── MATERIAL PROVIDED

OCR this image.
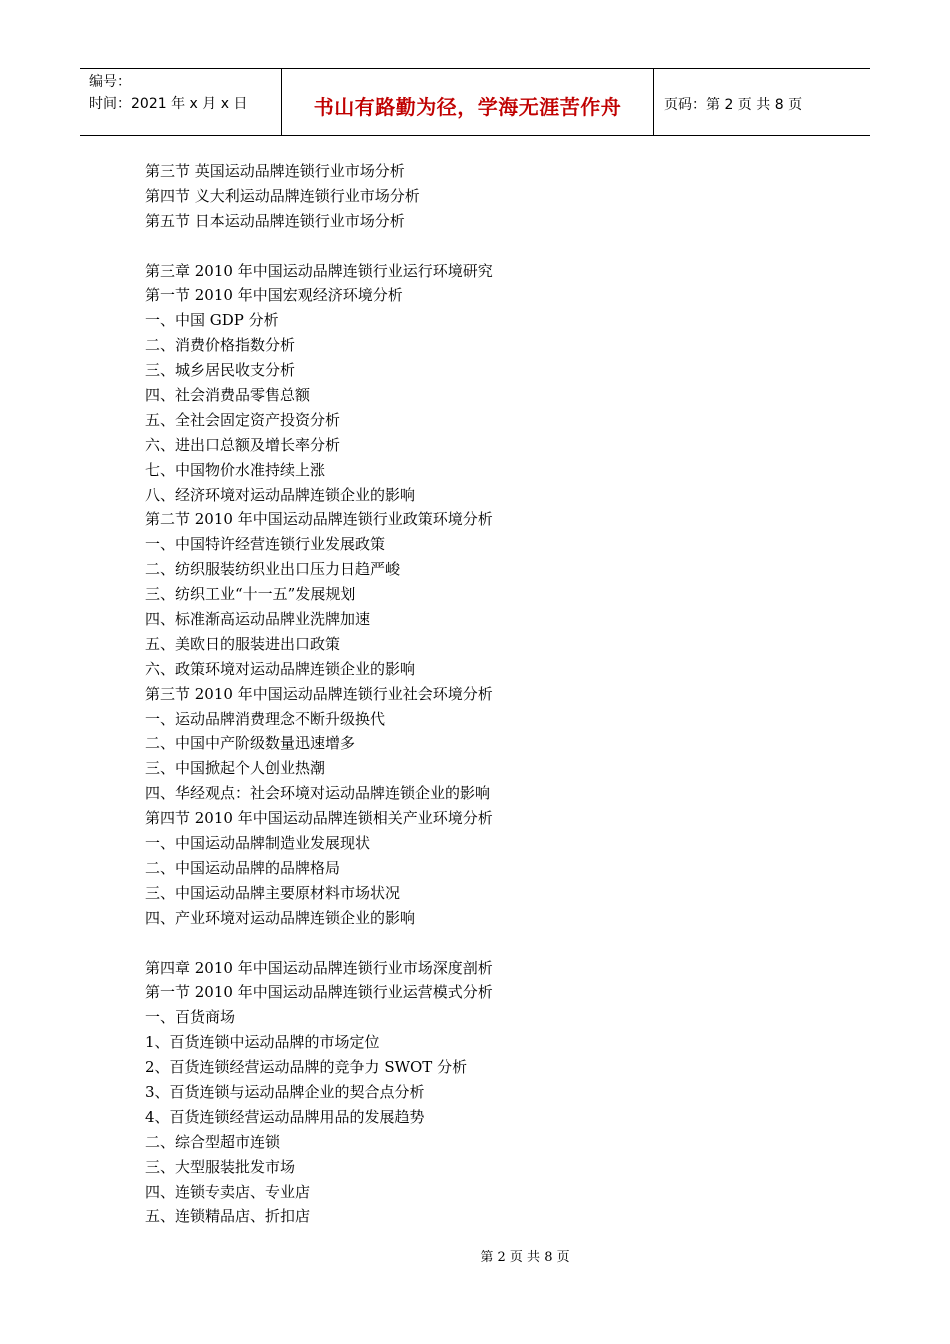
编号：
时间：2021 年 x 月 x 日	书山有路勤为径，学海无涯苦作舟	页码：第 2 页 共 8 页
第三节 英国运动品牌连锁行业市场分析
第四节 义大利运动品牌连锁行业市场分析
第五节 日本运动品牌连锁行业市场分析
第三章 2010 年中国运动品牌连锁行业运行环境研究
第一节 2010 年中国宏观经济环境分析
一、中国 GDP 分析
二、消费价格指数分析
三、城乡居民收支分析
四、社会消费品零售总额
五、全社会固定资产投资分析
六、进出口总额及增长率分析
七、中国物价水准持续上涨
八、经济环境对运动品牌连锁企业的影响
第二节 2010 年中国运动品牌连锁行业政策环境分析
一、中国特许经营连锁行业发展政策
二、纺织服装纺织业出口压力日趋严峻
三、纺织工业“十一五”发展规划
四、标准渐高运动品牌业洗牌加速
五、美欧日的服装进出口政策
六、政策环境对运动品牌连锁企业的影响
第三节 2010 年中国运动品牌连锁行业社会环境分析
一、运动品牌消费理念不断升级换代
二、中国中产阶级数量迅速增多
三、中国掀起个人创业热潮
四、华经观点：社会环境对运动品牌连锁企业的影响
第四节 2010 年中国运动品牌连锁相关产业环境分析
一、中国运动品牌制造业发展现状
二、中国运动品牌的品牌格局
三、中国运动品牌主要原材料市场状况
四、产业环境对运动品牌连锁企业的影响
第四章 2010 年中国运动品牌连锁行业市场深度剖析
第一节 2010 年中国运动品牌连锁行业运营模式分析
一、百货商场
1、百货连锁中运动品牌的市场定位
2、百货连锁经营运动品牌的竞争力 SWOT 分析
3、百货连锁与运动品牌企业的契合点分析
4、百货连锁经营运动品牌用品的发展趋势
二、综合型超市连锁
三、大型服装批发市场
四、连锁专卖店、专业店
五、连锁精品店、折扣店
第 2 页 共 8 页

────

## TASK BRIEF
All of the data above should be transcribed verbatim, with pictures omitted.

## RIGHT ANSWER
OCR this image.
编号：
时间：2021 年 x 月 x 日	书山有路勤为径，学海无涯苦作舟	页码：第 2 页 共 8 页
第三节 英国运动品牌连锁行业市场分析
第四节 义大利运动品牌连锁行业市场分析
第五节 日本运动品牌连锁行业市场分析
第三章 2010 年中国运动品牌连锁行业运行环境研究
第一节 2010 年中国宏观经济环境分析
一、中国 GDP 分析
二、消费价格指数分析
三、城乡居民收支分析
四、社会消费品零售总额
五、全社会固定资产投资分析
六、进出口总额及增长率分析
七、中国物价水准持续上涨
八、经济环境对运动品牌连锁企业的影响
第二节 2010 年中国运动品牌连锁行业政策环境分析
一、中国特许经营连锁行业发展政策
二、纺织服装纺织业出口压力日趋严峻
三、纺织工业“十一五”发展规划
四、标准渐高运动品牌业洗牌加速
五、美欧日的服装进出口政策
六、政策环境对运动品牌连锁企业的影响
第三节 2010 年中国运动品牌连锁行业社会环境分析
一、运动品牌消费理念不断升级换代
二、中国中产阶级数量迅速增多
三、中国掀起个人创业热潮
四、华经观点：社会环境对运动品牌连锁企业的影响
第四节 2010 年中国运动品牌连锁相关产业环境分析
一、中国运动品牌制造业发展现状
二、中国运动品牌的品牌格局
三、中国运动品牌主要原材料市场状况
四、产业环境对运动品牌连锁企业的影响
第四章 2010 年中国运动品牌连锁行业市场深度剖析
第一节 2010 年中国运动品牌连锁行业运营模式分析
一、百货商场
1、百货连锁中运动品牌的市场定位
2、百货连锁经营运动品牌的竞争力 SWOT 分析
3、百货连锁与运动品牌企业的契合点分析
4、百货连锁经营运动品牌用品的发展趋势
二、综合型超市连锁
三、大型服装批发市场
四、连锁专卖店、专业店
五、连锁精品店、折扣店
第 2 页 共 8 页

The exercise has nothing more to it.